Your instructions: For the material that follows, list every line containing the word "this".

:::

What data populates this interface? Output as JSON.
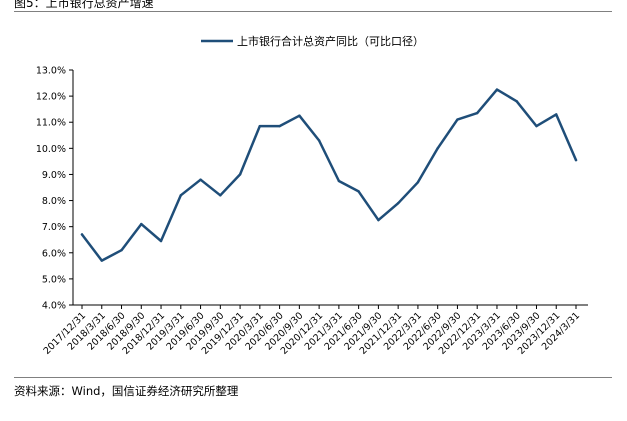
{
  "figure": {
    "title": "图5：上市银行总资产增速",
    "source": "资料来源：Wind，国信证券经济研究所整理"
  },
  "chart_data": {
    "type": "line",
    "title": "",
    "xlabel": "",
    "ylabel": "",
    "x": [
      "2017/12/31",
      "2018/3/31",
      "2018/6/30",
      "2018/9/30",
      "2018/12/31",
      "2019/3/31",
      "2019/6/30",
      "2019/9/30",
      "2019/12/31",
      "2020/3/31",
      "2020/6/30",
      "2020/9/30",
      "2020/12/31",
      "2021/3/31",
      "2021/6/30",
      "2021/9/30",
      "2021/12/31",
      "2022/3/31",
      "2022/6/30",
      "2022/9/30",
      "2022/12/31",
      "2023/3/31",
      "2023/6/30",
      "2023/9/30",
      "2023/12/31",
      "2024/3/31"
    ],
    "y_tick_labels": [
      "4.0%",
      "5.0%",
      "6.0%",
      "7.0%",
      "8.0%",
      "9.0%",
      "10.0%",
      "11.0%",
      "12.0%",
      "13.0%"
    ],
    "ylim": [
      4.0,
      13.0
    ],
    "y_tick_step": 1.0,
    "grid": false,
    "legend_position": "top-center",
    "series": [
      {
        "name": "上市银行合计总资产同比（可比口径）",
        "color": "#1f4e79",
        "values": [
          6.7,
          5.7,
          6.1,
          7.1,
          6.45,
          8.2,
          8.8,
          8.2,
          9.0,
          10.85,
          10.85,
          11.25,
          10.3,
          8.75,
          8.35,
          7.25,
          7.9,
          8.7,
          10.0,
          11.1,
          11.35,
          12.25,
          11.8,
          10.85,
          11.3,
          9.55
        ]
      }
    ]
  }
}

:::

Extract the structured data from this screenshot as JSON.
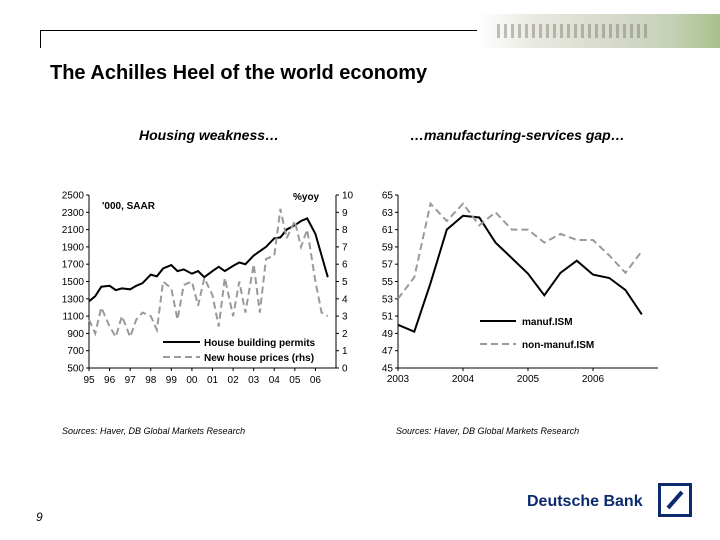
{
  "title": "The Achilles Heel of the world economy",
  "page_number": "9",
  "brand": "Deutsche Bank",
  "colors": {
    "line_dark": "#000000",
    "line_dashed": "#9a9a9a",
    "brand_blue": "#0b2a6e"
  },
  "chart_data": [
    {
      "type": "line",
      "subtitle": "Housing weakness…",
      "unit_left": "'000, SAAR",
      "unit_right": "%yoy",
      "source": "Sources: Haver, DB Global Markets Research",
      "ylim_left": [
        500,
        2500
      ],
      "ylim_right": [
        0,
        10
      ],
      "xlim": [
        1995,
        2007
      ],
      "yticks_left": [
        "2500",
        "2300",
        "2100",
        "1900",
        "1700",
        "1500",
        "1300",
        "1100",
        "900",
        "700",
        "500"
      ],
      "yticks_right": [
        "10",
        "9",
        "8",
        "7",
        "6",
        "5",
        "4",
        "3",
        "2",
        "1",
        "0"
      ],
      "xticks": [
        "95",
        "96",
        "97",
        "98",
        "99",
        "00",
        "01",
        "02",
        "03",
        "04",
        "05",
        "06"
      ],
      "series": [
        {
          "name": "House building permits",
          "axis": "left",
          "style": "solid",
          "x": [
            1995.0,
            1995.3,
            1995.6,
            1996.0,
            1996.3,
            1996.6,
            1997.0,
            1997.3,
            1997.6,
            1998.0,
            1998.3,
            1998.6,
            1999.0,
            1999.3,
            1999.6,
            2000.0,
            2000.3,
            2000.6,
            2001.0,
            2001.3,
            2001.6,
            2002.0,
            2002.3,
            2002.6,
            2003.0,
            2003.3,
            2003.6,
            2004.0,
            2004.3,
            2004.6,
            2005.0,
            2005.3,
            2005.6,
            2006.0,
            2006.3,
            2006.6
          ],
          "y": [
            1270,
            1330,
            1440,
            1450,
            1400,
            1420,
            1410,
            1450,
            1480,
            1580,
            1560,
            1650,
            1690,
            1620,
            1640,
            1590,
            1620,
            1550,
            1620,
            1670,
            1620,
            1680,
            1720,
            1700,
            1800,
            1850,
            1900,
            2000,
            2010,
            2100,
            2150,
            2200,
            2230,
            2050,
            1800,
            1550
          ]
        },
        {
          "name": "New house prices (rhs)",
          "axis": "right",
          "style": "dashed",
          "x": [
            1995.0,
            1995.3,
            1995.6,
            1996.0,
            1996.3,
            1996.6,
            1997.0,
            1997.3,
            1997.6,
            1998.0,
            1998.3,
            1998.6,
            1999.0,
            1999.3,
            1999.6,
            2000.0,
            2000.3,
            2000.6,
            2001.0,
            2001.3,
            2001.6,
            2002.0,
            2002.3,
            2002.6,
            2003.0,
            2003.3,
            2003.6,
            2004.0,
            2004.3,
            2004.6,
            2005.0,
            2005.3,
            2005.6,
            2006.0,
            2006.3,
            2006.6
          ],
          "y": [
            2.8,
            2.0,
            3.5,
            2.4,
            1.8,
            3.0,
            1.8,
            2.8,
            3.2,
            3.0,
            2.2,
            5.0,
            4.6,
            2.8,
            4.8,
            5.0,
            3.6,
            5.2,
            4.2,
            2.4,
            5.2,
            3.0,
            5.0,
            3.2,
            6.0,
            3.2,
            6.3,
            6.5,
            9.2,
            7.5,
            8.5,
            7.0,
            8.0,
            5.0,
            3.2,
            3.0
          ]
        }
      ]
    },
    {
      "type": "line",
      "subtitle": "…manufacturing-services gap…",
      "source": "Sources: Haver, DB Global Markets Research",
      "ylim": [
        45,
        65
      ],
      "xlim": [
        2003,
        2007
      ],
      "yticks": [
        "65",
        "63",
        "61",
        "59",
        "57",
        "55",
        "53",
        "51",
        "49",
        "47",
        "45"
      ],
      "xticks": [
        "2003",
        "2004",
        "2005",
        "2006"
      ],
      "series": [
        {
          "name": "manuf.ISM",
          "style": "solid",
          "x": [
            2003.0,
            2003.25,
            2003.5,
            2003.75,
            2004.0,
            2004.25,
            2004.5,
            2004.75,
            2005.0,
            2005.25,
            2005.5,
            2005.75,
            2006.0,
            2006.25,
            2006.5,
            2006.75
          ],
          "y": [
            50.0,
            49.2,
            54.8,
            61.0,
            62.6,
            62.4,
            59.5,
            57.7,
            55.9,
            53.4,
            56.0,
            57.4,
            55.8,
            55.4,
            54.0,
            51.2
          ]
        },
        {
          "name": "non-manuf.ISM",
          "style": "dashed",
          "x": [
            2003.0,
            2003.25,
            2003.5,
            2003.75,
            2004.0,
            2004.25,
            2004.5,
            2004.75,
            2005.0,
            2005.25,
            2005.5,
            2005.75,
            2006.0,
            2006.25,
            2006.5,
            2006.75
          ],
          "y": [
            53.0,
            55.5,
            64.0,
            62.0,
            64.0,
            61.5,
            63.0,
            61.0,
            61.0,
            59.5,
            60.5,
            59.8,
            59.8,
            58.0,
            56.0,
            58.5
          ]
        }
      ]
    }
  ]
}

:::

Written solution:
What data populates this interface? Output as JSON.
Extract the structured data from this screenshot as JSON.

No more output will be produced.